- EXERCISE INSTRUCTIONS:
Restate the data exactly as given and keep the pictures out.

- RECORDS PROVIDED:
++++++

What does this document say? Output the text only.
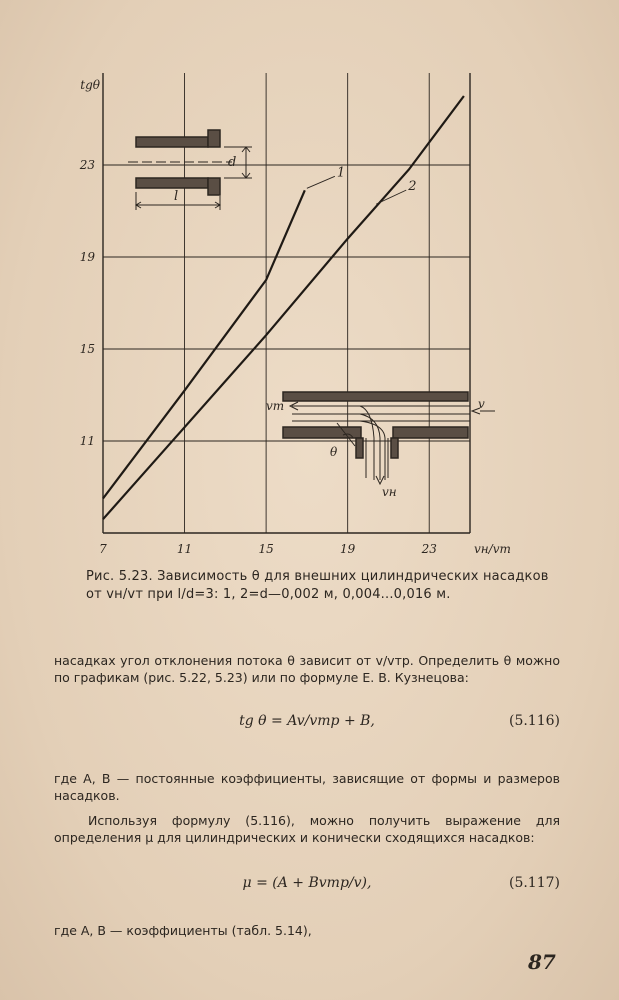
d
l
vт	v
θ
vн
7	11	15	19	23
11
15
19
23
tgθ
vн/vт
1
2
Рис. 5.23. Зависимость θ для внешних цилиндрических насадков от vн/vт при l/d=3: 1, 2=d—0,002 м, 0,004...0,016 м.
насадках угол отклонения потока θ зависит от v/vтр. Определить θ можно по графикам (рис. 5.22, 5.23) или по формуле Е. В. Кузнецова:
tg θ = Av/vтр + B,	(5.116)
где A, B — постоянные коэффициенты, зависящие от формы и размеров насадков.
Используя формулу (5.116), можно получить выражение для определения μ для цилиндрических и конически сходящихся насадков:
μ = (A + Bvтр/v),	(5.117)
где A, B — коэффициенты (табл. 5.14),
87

++++++

- FULL SOLUTION:
What does this document say? Output the text only.
d
l
vт	v
θ
vн
7	11	15	19	23
11
15
19
23
tgθ
vн/vт
1
2
Рис. 5.23. Зависимость θ для внешних цилиндрических насадков от vн/vт при l/d=3: 1, 2=d—0,002 м, 0,004...0,016 м.
насадках угол отклонения потока θ зависит от v/vтр. Определить θ можно по графикам (рис. 5.22, 5.23) или по формуле Е. В. Кузнецова:
tg θ = Av/vтр + B,	(5.116)
где A, B — постоянные коэффициенты, зависящие от формы и размеров насадков.
Используя формулу (5.116), можно получить выражение для определения μ для цилиндрических и конически сходящихся насадков:
μ = (A + Bvтр/v),	(5.117)
где A, B — коэффициенты (табл. 5.14),
87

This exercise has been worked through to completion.